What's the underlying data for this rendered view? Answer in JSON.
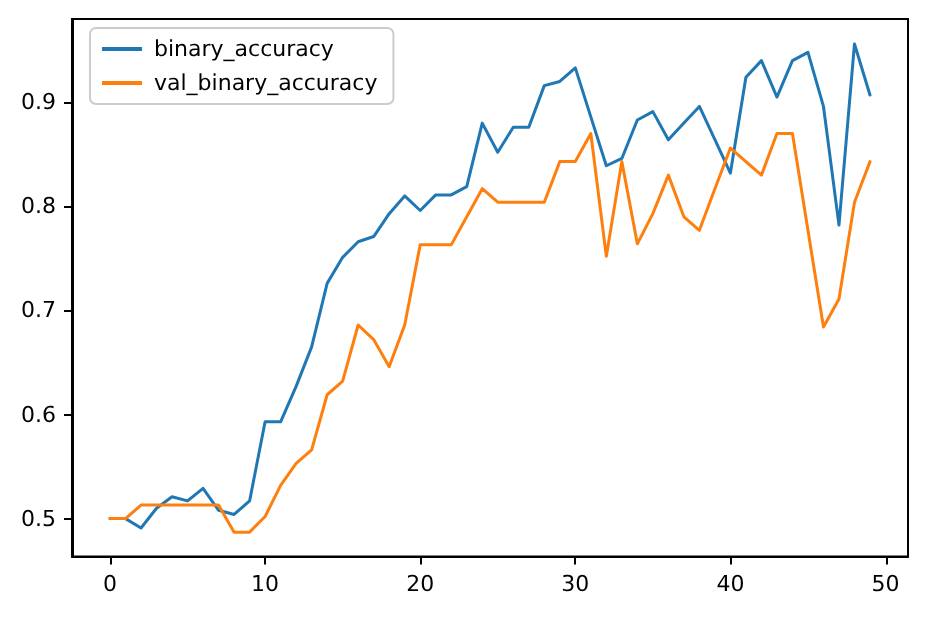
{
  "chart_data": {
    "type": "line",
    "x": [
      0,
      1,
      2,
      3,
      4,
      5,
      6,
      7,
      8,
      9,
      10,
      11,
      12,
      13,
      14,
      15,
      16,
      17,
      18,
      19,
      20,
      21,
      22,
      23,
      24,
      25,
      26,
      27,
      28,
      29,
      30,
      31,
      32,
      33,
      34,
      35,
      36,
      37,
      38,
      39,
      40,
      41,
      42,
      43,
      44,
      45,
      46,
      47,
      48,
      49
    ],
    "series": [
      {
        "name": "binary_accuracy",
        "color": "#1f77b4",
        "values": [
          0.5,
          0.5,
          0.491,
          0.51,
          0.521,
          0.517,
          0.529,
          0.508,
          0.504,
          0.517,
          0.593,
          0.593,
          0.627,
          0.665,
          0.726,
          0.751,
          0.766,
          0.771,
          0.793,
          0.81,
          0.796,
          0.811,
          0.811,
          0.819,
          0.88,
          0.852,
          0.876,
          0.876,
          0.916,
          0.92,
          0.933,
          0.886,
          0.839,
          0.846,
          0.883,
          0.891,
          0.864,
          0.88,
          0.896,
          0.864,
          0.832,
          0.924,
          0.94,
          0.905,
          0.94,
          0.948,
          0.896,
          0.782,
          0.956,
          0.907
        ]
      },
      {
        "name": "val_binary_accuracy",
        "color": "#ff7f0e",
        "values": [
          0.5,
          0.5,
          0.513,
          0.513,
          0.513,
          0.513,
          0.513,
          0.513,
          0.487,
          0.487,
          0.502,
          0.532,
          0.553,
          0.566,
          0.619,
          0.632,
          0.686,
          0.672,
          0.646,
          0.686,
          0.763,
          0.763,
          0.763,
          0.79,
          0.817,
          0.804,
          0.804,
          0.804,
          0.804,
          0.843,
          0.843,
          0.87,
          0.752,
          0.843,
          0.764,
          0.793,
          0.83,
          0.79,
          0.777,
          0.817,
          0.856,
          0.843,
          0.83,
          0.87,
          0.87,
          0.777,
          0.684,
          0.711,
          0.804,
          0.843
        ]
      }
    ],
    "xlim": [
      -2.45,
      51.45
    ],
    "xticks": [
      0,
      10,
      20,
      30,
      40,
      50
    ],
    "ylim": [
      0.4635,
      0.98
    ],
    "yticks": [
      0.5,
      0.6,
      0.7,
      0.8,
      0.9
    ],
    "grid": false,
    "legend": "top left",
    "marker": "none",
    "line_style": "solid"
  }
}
⁂
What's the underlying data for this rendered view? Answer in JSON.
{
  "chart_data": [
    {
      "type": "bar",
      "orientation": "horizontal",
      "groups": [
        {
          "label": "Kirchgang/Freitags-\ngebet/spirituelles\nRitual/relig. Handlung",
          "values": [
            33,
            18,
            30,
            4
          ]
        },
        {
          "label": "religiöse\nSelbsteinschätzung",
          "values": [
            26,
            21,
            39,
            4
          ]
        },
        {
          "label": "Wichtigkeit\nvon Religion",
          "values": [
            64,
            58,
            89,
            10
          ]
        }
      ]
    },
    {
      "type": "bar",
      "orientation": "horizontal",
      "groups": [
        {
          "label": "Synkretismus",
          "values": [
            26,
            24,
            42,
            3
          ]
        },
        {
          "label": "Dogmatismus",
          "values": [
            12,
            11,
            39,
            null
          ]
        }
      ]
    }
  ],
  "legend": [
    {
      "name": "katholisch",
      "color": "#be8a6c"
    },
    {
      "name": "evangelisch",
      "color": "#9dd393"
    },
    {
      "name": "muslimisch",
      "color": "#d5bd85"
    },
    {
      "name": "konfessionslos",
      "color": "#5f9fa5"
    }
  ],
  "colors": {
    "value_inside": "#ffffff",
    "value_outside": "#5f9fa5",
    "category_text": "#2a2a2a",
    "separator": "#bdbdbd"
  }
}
⁂
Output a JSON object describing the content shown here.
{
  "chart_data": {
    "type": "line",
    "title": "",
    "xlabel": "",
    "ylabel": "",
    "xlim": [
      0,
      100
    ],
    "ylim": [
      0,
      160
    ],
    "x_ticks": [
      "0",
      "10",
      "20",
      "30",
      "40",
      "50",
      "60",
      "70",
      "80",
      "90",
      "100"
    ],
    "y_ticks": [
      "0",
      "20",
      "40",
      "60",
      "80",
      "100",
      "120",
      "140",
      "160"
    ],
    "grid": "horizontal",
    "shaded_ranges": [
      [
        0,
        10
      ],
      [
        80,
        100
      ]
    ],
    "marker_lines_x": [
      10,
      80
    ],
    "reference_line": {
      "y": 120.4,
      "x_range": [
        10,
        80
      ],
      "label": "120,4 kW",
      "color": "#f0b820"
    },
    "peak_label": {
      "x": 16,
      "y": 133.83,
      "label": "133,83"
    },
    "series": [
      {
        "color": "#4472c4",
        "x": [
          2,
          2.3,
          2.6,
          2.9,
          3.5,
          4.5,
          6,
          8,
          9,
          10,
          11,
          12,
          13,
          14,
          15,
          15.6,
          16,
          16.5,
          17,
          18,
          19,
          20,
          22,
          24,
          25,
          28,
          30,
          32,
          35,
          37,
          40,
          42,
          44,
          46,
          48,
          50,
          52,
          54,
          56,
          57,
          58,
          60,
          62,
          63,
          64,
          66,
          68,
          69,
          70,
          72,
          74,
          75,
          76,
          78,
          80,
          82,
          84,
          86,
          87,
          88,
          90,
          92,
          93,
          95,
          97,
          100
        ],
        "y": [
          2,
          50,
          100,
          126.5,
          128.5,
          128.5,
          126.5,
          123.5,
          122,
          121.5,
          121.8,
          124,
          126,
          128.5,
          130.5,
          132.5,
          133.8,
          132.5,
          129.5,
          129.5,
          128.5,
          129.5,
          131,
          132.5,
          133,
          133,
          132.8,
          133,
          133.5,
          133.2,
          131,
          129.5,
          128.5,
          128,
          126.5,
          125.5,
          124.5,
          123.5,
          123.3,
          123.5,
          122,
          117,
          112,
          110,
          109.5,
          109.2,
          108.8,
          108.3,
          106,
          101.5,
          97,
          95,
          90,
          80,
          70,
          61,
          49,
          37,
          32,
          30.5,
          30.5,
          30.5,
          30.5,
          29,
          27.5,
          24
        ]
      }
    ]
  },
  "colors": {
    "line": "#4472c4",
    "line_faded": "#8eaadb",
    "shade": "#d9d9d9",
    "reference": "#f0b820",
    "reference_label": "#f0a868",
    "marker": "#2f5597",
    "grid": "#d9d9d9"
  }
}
⁂
— The problem —
Extract from the data every line where "grid" shows up.

— Result of the task —
    "grid": false,
    "grid": "horizontal",
    "grid": "#d9d9d9"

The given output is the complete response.